● **TASK DETAILS**: From the listing below, select every line where the word "Keep" appears.
---- EXCERPTED RECORDS
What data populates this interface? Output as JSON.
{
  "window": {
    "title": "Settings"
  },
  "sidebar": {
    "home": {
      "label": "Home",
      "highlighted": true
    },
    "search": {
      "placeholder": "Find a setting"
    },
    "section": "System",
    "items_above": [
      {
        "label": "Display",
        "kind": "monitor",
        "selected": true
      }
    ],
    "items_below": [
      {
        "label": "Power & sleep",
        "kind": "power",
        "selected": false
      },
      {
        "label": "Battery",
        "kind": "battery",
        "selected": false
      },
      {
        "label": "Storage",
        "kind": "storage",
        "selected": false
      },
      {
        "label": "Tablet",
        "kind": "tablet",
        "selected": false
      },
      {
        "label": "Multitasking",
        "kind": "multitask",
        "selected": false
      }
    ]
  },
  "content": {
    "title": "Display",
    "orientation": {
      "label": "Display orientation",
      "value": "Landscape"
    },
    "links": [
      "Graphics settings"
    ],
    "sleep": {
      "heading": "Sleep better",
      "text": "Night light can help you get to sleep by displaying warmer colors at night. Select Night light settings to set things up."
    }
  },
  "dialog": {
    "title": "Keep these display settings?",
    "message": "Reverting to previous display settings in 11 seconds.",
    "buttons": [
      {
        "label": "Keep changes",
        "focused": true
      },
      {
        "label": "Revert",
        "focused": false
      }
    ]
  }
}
--------
● **EXERCISE RESPONSE**:
    "title": "Keep these display settings?",
        "label": "Keep changes",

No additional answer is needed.